# Exercise prompt:
Begin at the line that holds "What's the underlying" and copy each line exactly until the data below ends, including that last line but no pictures.

# Material for the task:
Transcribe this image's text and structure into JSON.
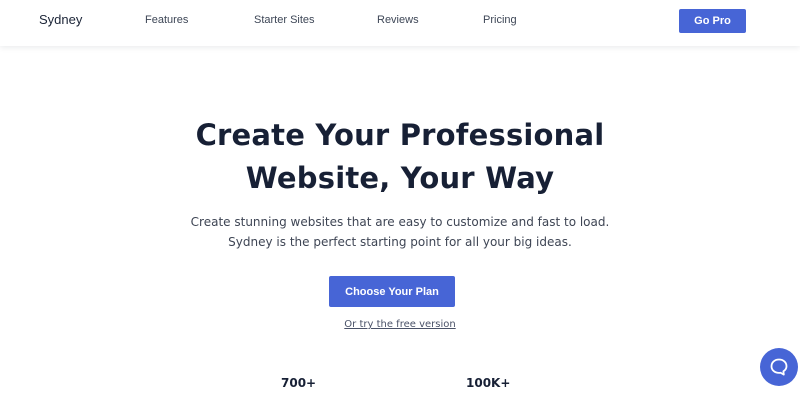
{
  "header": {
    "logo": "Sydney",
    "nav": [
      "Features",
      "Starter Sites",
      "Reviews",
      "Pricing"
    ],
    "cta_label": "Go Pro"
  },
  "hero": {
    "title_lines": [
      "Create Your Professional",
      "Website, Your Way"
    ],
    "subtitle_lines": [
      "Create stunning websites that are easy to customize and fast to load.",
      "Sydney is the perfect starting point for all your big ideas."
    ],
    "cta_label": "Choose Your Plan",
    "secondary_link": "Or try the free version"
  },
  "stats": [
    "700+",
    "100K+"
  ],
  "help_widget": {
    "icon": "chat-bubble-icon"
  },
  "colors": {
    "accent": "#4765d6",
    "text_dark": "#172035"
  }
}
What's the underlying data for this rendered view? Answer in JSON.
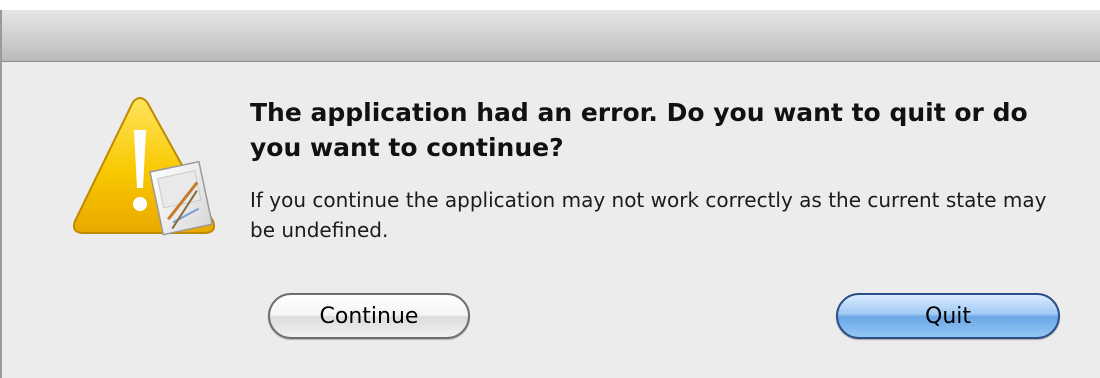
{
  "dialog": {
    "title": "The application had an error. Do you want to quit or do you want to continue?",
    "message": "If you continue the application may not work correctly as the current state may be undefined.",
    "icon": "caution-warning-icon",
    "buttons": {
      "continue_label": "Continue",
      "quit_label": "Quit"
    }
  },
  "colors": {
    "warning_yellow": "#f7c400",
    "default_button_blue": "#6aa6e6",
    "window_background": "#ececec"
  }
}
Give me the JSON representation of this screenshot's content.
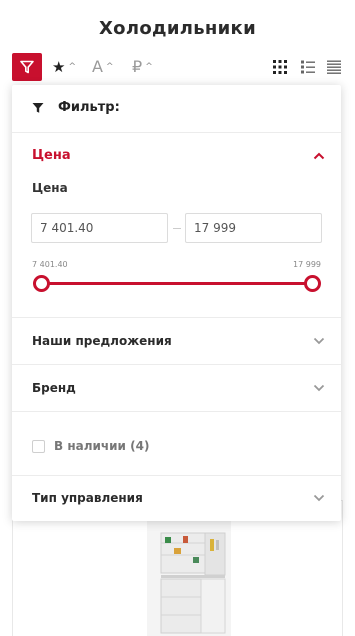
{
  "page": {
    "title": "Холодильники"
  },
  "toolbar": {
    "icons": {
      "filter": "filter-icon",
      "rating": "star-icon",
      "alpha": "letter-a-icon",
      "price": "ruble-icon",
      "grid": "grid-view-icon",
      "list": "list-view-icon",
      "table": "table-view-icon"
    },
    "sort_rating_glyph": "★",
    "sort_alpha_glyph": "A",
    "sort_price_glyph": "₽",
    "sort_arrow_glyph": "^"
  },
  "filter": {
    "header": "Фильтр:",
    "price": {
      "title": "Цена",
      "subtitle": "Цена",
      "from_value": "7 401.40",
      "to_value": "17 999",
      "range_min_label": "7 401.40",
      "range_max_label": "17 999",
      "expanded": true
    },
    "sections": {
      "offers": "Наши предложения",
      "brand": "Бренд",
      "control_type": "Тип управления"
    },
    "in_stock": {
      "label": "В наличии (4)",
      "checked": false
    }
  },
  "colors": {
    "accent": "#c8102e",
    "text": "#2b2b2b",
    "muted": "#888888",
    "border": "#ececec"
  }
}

# Answer to this problem:
What's the underlying data for this rendered view? Answer in JSON.
{
  "dialog": {
    "title": "The application had an error. Do you want to quit or do you want to continue?",
    "message": "If you continue the application may not work correctly as the current state may be undefined.",
    "icon": "caution-warning-icon",
    "buttons": {
      "continue_label": "Continue",
      "quit_label": "Quit"
    }
  },
  "colors": {
    "warning_yellow": "#f7c400",
    "default_button_blue": "#6aa6e6",
    "window_background": "#ececec"
  }
}
Give me the JSON representation of this screenshot's content.
{
  "page": {
    "title": "Холодильники"
  },
  "toolbar": {
    "icons": {
      "filter": "filter-icon",
      "rating": "star-icon",
      "alpha": "letter-a-icon",
      "price": "ruble-icon",
      "grid": "grid-view-icon",
      "list": "list-view-icon",
      "table": "table-view-icon"
    },
    "sort_rating_glyph": "★",
    "sort_alpha_glyph": "A",
    "sort_price_glyph": "₽",
    "sort_arrow_glyph": "^"
  },
  "filter": {
    "header": "Фильтр:",
    "price": {
      "title": "Цена",
      "subtitle": "Цена",
      "from_value": "7 401.40",
      "to_value": "17 999",
      "range_min_label": "7 401.40",
      "range_max_label": "17 999",
      "expanded": true
    },
    "sections": {
      "offers": "Наши предложения",
      "brand": "Бренд",
      "control_type": "Тип управления"
    },
    "in_stock": {
      "label": "В наличии (4)",
      "checked": false
    }
  },
  "colors": {
    "accent": "#c8102e",
    "text": "#2b2b2b",
    "muted": "#888888",
    "border": "#ececec"
  }
}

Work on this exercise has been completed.